==== Document extract
Muzoon Almellehan (مزون المليحان; born 1999) is a Syrian activist and refugee resettled in the United Kingdom. She is known for her work to keep Syrian girls in school, and has been referred to as the "Malala of Syria". In June 2017, she became the youngest GoodWill Ambassador of UNICEF.

==Biography==
Almellehan was born on April 16, 1999, to Eman and Rakan Almellehan, and brought up in the Syrian city of Daraa. Her father was a schoolteacher. She has two brothers and a sister, who are between one and four years younger than her. After the Syrian civil war broke out, their city was besieged by the government. In early 2014, her family moved to Jordan when the fighting became severe in 2014 and lived in refugee camps for three years. The Almellehan family was forced to move multiple times. When her family fled from Daraa for the first time to take refuge in the Jordan refugee camps, she claims that all she took with her were her books because education was the most important thing for her. The first camp they lived in was Za'atari, from where they moved to Azraq, another Jordanian camp. While there, her family received offers to move to Canada or Sweden. Almellehan's father rejected these for logistical reasons. Almellehan later negotiated her family's move to the United Kingdom under a plan announced in September 2015 by David Cameron, by which the British government planned to accept 20,000 Syrian refugees. The family was brought to Newcastle two and a half months later, being among the first Syrian refugees admitted to the UK. The Almellehan children were enrolled in a local school. Almellehan was among nine refugee children at Kenton School, and has expressed interest in becoming a journalist. She has stated that she found adjusting to the local variant of English difficult.
========
==== Data for review
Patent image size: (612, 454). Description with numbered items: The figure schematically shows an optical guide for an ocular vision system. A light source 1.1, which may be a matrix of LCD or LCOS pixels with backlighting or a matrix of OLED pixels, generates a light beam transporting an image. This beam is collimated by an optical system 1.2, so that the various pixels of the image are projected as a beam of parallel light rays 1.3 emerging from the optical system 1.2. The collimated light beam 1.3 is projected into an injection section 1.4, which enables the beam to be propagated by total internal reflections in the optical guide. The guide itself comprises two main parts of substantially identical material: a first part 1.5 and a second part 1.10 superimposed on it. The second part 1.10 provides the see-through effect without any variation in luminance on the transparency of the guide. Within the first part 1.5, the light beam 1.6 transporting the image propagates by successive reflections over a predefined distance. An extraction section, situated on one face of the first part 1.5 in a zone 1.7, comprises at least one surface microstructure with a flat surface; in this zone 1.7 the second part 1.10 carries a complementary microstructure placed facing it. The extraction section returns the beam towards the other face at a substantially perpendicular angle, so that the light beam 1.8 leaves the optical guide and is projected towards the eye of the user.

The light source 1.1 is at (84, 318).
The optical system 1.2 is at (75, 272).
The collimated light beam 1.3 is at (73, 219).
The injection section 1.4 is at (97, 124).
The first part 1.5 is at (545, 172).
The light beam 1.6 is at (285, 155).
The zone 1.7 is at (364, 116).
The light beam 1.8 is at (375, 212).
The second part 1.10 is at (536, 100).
========
## Required tasks
1. Copy everything from "Muzoon Almellehan (مزون" down to "Ambassador of UNICEF." in the Muzoon Almellehan article, substituting "campaigner" for "activist".
2. Pick up the Muzoon Almellehan article after its final sentence and carry it further.
The listing is not needed for any of the work here.

## Results of the tasks
1.
Muzoon Almellehan (مزون المليحان; born 1999) is a Syrian campaigner and refugee resettled in the United Kingdom. She is known for her work to keep Syrian girls in school, and has been referred to as the "Malala of Syria". In June 2017, she became the youngest GoodWill Ambassador of UNICEF.

2.
==Activism==
Almellehan was led to advocate for girls' education by the fact that half of the 40 girls in her class at Za'atari dropped out of school to get married. Child marriage, although not particularly common in Syria, increased dramatically after the civil war began. Almellehan became known for trying to persuade parents to leave their children, particularly girls, in refugee schools rather than making them marry early. She also tried to persuade children to remain in school, and to prevent child marriage.

Almellehan is a friend of Malala Yousafzai, whom she met in 2014 when Yousafzai was visiting the refugee camp Almellehan was staying in. Yousafzai later invited Almellehan to the ceremony at which the former received the Nobel Peace Prize. Yousafzai also visited Almellehan upon the latter's arrival in the UK. Almellehan's activism received recognition in a number of countries, and has led to her receiving the sobriquet "Malala of Syria." In 2015, she was listed as one of BBC's 100 Women.

On October 16, 2017, Muzoon travelled back to Jordan for the first time after her migration to meet, support and help the students of the war stricken country, who were determined to gain education even during the toughest circumstances within the country.

Almellehan became the youngest GoodWill Ambassador of UNICEF in June 2017.